_What you need to do_
Your task is to output all the records below, word for word.
++++++
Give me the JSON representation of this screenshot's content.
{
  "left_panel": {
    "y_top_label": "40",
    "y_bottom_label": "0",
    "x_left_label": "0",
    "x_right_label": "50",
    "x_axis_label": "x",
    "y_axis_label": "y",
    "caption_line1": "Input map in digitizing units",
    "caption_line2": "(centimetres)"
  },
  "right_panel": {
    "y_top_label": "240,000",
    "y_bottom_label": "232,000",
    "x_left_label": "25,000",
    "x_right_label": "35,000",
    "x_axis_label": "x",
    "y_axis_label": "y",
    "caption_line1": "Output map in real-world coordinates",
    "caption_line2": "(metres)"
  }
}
++++++
_Full answer_
Give me the JSON representation of this screenshot's content.
{
  "left_panel": {
    "y_top_label": "40",
    "y_bottom_label": "0",
    "x_left_label": "0",
    "x_right_label": "50",
    "x_axis_label": "x",
    "y_axis_label": "y",
    "caption_line1": "Input map in digitizing units",
    "caption_line2": "(centimetres)"
  },
  "right_panel": {
    "y_top_label": "240,000",
    "y_bottom_label": "232,000",
    "x_left_label": "25,000",
    "x_right_label": "35,000",
    "x_axis_label": "x",
    "y_axis_label": "y",
    "caption_line1": "Output map in real-world coordinates",
    "caption_line2": "(metres)"
  }
}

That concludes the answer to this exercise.